» Some records:
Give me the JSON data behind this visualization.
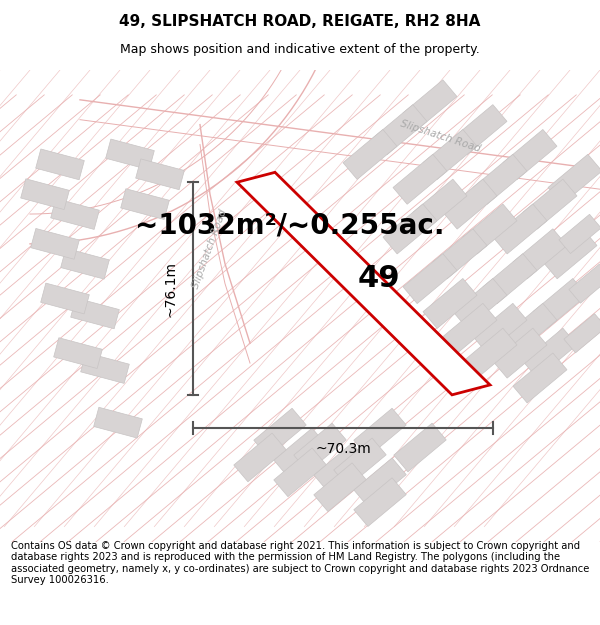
{
  "title_line1": "49, SLIPSHATCH ROAD, REIGATE, RH2 8HA",
  "title_line2": "Map shows position and indicative extent of the property.",
  "area_text": "~1032m²/~0.255ac.",
  "label_49": "49",
  "dim_vertical": "~76.1m",
  "dim_horizontal": "~70.3m",
  "road_label": "Slipshatch Road",
  "road_label2": "Slipshatch Road",
  "footer_text": "Contains OS data © Crown copyright and database right 2021. This information is subject to Crown copyright and database rights 2023 and is reproduced with the permission of HM Land Registry. The polygons (including the associated geometry, namely x, y co-ordinates) are subject to Crown copyright and database rights 2023 Ordnance Survey 100026316.",
  "bg_color": "#ffffff",
  "map_bg": "#ffffff",
  "road_line_color": "#e8b0b0",
  "building_color": "#d8d4d4",
  "building_edge": "#c8c4c4",
  "dim_color": "#555555",
  "plot_fill": "#ffffff",
  "plot_edge": "#cc0000",
  "title_fontsize": 11,
  "subtitle_fontsize": 9,
  "area_fontsize": 20,
  "label_fontsize": 22,
  "dim_fontsize": 10,
  "footer_fontsize": 7.2,
  "road_label_color": "#aaaaaa",
  "road_label_fontsize": 7.5
}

» WORK TO COMPLETE: Reproduce every line exactly and omit all pictures.

» RESPONSE TO THE EXERCISE:
Give me the JSON data behind this visualization.
{
  "title_line1": "49, SLIPSHATCH ROAD, REIGATE, RH2 8HA",
  "title_line2": "Map shows position and indicative extent of the property.",
  "area_text": "~1032m²/~0.255ac.",
  "label_49": "49",
  "dim_vertical": "~76.1m",
  "dim_horizontal": "~70.3m",
  "road_label": "Slipshatch Road",
  "road_label2": "Slipshatch Road",
  "footer_text": "Contains OS data © Crown copyright and database right 2021. This information is subject to Crown copyright and database rights 2023 and is reproduced with the permission of HM Land Registry. The polygons (including the associated geometry, namely x, y co-ordinates) are subject to Crown copyright and database rights 2023 Ordnance Survey 100026316.",
  "bg_color": "#ffffff",
  "map_bg": "#ffffff",
  "road_line_color": "#e8b0b0",
  "building_color": "#d8d4d4",
  "building_edge": "#c8c4c4",
  "dim_color": "#555555",
  "plot_fill": "#ffffff",
  "plot_edge": "#cc0000",
  "title_fontsize": 11,
  "subtitle_fontsize": 9,
  "area_fontsize": 20,
  "label_fontsize": 22,
  "dim_fontsize": 10,
  "footer_fontsize": 7.2,
  "road_label_color": "#aaaaaa",
  "road_label_fontsize": 7.5
}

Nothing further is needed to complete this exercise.